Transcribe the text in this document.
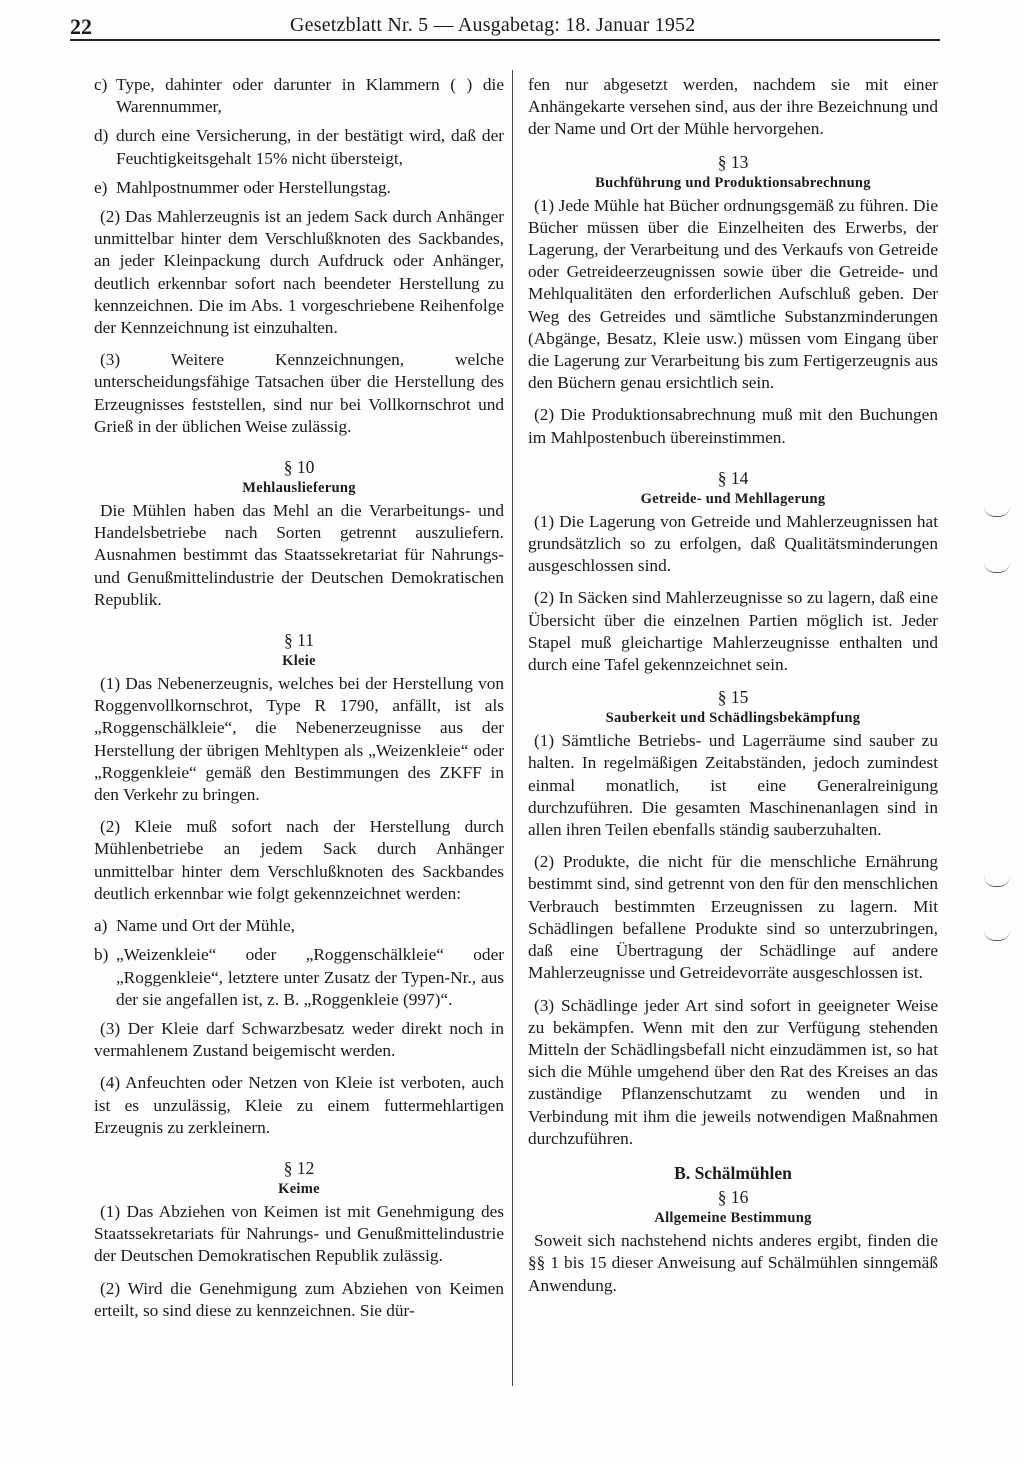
22	Gesetzblatt Nr. 5 — Ausgabetag: 18. Januar 1952
c) Type, dahinter oder darunter in Klammern ( ) die Warennummer,
d) durch eine Versicherung, in der bestätigt wird, daß der Feuchtigkeitsgehalt 15% nicht übersteigt,
e) Mahlpostnummer oder Herstellungstag.

(2) Das Mahlerzeugnis ist an jedem Sack durch Anhänger unmittelbar hinter dem Verschlußknoten des Sackbandes, an jeder Kleinpackung durch Aufdruck oder Anhänger, deutlich erkennbar sofort nach beendeter Herstellung zu kennzeichnen. Die im Abs. 1 vorgeschriebene Reihenfolge der Kennzeichnung ist einzuhalten.

(3) Weitere Kennzeichnungen, welche unterscheidungsfähige Tatsachen über die Herstellung des Erzeugnisses feststellen, sind nur bei Vollkornschrot und Grieß in der üblichen Weise zulässig.

§ 10
Mehlauslieferung

Die Mühlen haben das Mehl an die Verarbeitungs- und Handelsbetriebe nach Sorten getrennt auszuliefern. Ausnahmen bestimmt das Staatssekretariat für Nahrungs- und Genußmittelindustrie der Deutschen Demokratischen Republik.

§ 11
Kleie

(1) Das Nebenerzeugnis, welches bei der Herstellung von Roggenvollkornschrot, Type R 1790, anfällt, ist als „Roggenschälkleie“, die Nebenerzeugnisse aus der Herstellung der übrigen Mehltypen als „Weizenkleie“ oder „Roggenkleie“ gemäß den Bestimmungen des ZKFF in den Verkehr zu bringen.

(2) Kleie muß sofort nach der Herstellung durch Mühlenbetriebe an jedem Sack durch Anhänger unmittelbar hinter dem Verschlußknoten des Sackbandes deutlich erkennbar wie folgt gekennzeichnet werden:

a) Name und Ort der Mühle,
b) „Weizenkleie“ oder „Roggenschälkleie“ oder „Roggenkleie“, letztere unter Zusatz der Typen-Nr., aus der sie angefallen ist, z. B. „Roggenkleie (997)“.

(3) Der Kleie darf Schwarzbesatz weder direkt noch in vermahlenem Zustand beigemischt werden.

(4) Anfeuchten oder Netzen von Kleie ist verboten, auch ist es unzulässig, Kleie zu einem futtermehlartigen Erzeugnis zu zerkleinern.

§ 12
Keime

(1) Das Abziehen von Keimen ist mit Genehmigung des Staatssekretariats für Nahrungs- und Genußmittelindustrie der Deutschen Demokratischen Republik zulässig.

(2) Wird die Genehmigung zum Abziehen von Keimen erteilt, so sind diese zu kennzeichnen. Sie dür-

fen nur abgesetzt werden, nachdem sie mit einer Anhängekarte versehen sind, aus der ihre Bezeichnung und der Name und Ort der Mühle hervorgehen.

§ 13
Buchführung und Produktionsabrechnung

(1) Jede Mühle hat Bücher ordnungsgemäß zu führen. Die Bücher müssen über die Einzelheiten des Erwerbs, der Lagerung, der Verarbeitung und des Verkaufs von Getreide oder Getreideerzeugnissen sowie über die Getreide- und Mehlqualitäten den erforderlichen Aufschluß geben. Der Weg des Getreides und sämtliche Substanzminderungen (Abgänge, Besatz, Kleie usw.) müssen vom Eingang über die Lagerung zur Verarbeitung bis zum Fertigerzeugnis aus den Büchern genau ersichtlich sein.

(2) Die Produktionsabrechnung muß mit den Buchungen im Mahlpostenbuch übereinstimmen.

§ 14
Getreide- und Mehllagerung

(1) Die Lagerung von Getreide und Mahlerzeugnissen hat grundsätzlich so zu erfolgen, daß Qualitätsminderungen ausgeschlossen sind.

(2) In Säcken sind Mahlerzeugnisse so zu lagern, daß eine Übersicht über die einzelnen Partien möglich ist. Jeder Stapel muß gleichartige Mahlerzeugnisse enthalten und durch eine Tafel gekennzeichnet sein.

§ 15
Sauberkeit und Schädlingsbekämpfung

(1) Sämtliche Betriebs- und Lagerräume sind sauber zu halten. In regelmäßigen Zeitabständen, jedoch zumindest einmal monatlich, ist eine Generalreinigung durchzuführen. Die gesamten Maschinenanlagen sind in allen ihren Teilen ebenfalls ständig sauberzuhalten.

(2) Produkte, die nicht für die menschliche Ernährung bestimmt sind, sind getrennt von den für den menschlichen Verbrauch bestimmten Erzeugnissen zu lagern. Mit Schädlingen befallene Produkte sind so unterzubringen, daß eine Übertragung der Schädlinge auf andere Mahlerzeugnisse und Getreidevorräte ausgeschlossen ist.

(3) Schädlinge jeder Art sind sofort in geeigneter Weise zu bekämpfen. Wenn mit den zur Verfügung stehenden Mitteln der Schädlingsbefall nicht einzudämmen ist, so hat sich die Mühle umgehend über den Rat des Kreises an das zuständige Pflanzenschutzamt zu wenden und in Verbindung mit ihm die jeweils notwendigen Maßnahmen durchzuführen.

B. Schälmühlen
§ 16
Allgemeine Bestimmung

Soweit sich nachstehend nichts anderes ergibt, finden die §§ 1 bis 15 dieser Anweisung auf Schälmühlen sinngemäß Anwendung.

*Exercise aim*: The listing above must be printed again exactly, minus its pictures.

*Solved exercise*:
Transcribe the text in this document.
22	Gesetzblatt Nr. 5 — Ausgabetag: 18. Januar 1952
c) Type, dahinter oder darunter in Klammern ( ) die Warennummer,
d) durch eine Versicherung, in der bestätigt wird, daß der Feuchtigkeitsgehalt 15% nicht übersteigt,
e) Mahlpostnummer oder Herstellungstag.

(2) Das Mahlerzeugnis ist an jedem Sack durch Anhänger unmittelbar hinter dem Verschlußknoten des Sackbandes, an jeder Kleinpackung durch Aufdruck oder Anhänger, deutlich erkennbar sofort nach beendeter Herstellung zu kennzeichnen. Die im Abs. 1 vorgeschriebene Reihenfolge der Kennzeichnung ist einzuhalten.

(3) Weitere Kennzeichnungen, welche unterscheidungsfähige Tatsachen über die Herstellung des Erzeugnisses feststellen, sind nur bei Vollkornschrot und Grieß in der üblichen Weise zulässig.

§ 10
Mehlauslieferung

Die Mühlen haben das Mehl an die Verarbeitungs- und Handelsbetriebe nach Sorten getrennt auszuliefern. Ausnahmen bestimmt das Staatssekretariat für Nahrungs- und Genußmittelindustrie der Deutschen Demokratischen Republik.

§ 11
Kleie

(1) Das Nebenerzeugnis, welches bei der Herstellung von Roggenvollkornschrot, Type R 1790, anfällt, ist als „Roggenschälkleie“, die Nebenerzeugnisse aus der Herstellung der übrigen Mehltypen als „Weizenkleie“ oder „Roggenkleie“ gemäß den Bestimmungen des ZKFF in den Verkehr zu bringen.

(2) Kleie muß sofort nach der Herstellung durch Mühlenbetriebe an jedem Sack durch Anhänger unmittelbar hinter dem Verschlußknoten des Sackbandes deutlich erkennbar wie folgt gekennzeichnet werden:

a) Name und Ort der Mühle,
b) „Weizenkleie“ oder „Roggenschälkleie“ oder „Roggenkleie“, letztere unter Zusatz der Typen-Nr., aus der sie angefallen ist, z. B. „Roggenkleie (997)“.

(3) Der Kleie darf Schwarzbesatz weder direkt noch in vermahlenem Zustand beigemischt werden.

(4) Anfeuchten oder Netzen von Kleie ist verboten, auch ist es unzulässig, Kleie zu einem futtermehlartigen Erzeugnis zu zerkleinern.

§ 12
Keime

(1) Das Abziehen von Keimen ist mit Genehmigung des Staatssekretariats für Nahrungs- und Genußmittelindustrie der Deutschen Demokratischen Republik zulässig.

(2) Wird die Genehmigung zum Abziehen von Keimen erteilt, so sind diese zu kennzeichnen. Sie dür-

fen nur abgesetzt werden, nachdem sie mit einer Anhängekarte versehen sind, aus der ihre Bezeichnung und der Name und Ort der Mühle hervorgehen.

§ 13
Buchführung und Produktionsabrechnung

(1) Jede Mühle hat Bücher ordnungsgemäß zu führen. Die Bücher müssen über die Einzelheiten des Erwerbs, der Lagerung, der Verarbeitung und des Verkaufs von Getreide oder Getreideerzeugnissen sowie über die Getreide- und Mehlqualitäten den erforderlichen Aufschluß geben. Der Weg des Getreides und sämtliche Substanzminderungen (Abgänge, Besatz, Kleie usw.) müssen vom Eingang über die Lagerung zur Verarbeitung bis zum Fertigerzeugnis aus den Büchern genau ersichtlich sein.

(2) Die Produktionsabrechnung muß mit den Buchungen im Mahlpostenbuch übereinstimmen.

§ 14
Getreide- und Mehllagerung

(1) Die Lagerung von Getreide und Mahlerzeugnissen hat grundsätzlich so zu erfolgen, daß Qualitätsminderungen ausgeschlossen sind.

(2) In Säcken sind Mahlerzeugnisse so zu lagern, daß eine Übersicht über die einzelnen Partien möglich ist. Jeder Stapel muß gleichartige Mahlerzeugnisse enthalten und durch eine Tafel gekennzeichnet sein.

§ 15
Sauberkeit und Schädlingsbekämpfung

(1) Sämtliche Betriebs- und Lagerräume sind sauber zu halten. In regelmäßigen Zeitabständen, jedoch zumindest einmal monatlich, ist eine Generalreinigung durchzuführen. Die gesamten Maschinenanlagen sind in allen ihren Teilen ebenfalls ständig sauberzuhalten.

(2) Produkte, die nicht für die menschliche Ernährung bestimmt sind, sind getrennt von den für den menschlichen Verbrauch bestimmten Erzeugnissen zu lagern. Mit Schädlingen befallene Produkte sind so unterzubringen, daß eine Übertragung der Schädlinge auf andere Mahlerzeugnisse und Getreidevorräte ausgeschlossen ist.

(3) Schädlinge jeder Art sind sofort in geeigneter Weise zu bekämpfen. Wenn mit den zur Verfügung stehenden Mitteln der Schädlingsbefall nicht einzudämmen ist, so hat sich die Mühle umgehend über den Rat des Kreises an das zuständige Pflanzenschutzamt zu wenden und in Verbindung mit ihm die jeweils notwendigen Maßnahmen durchzuführen.

B. Schälmühlen
§ 16
Allgemeine Bestimmung

Soweit sich nachstehend nichts anderes ergibt, finden die §§ 1 bis 15 dieser Anweisung auf Schälmühlen sinngemäß Anwendung.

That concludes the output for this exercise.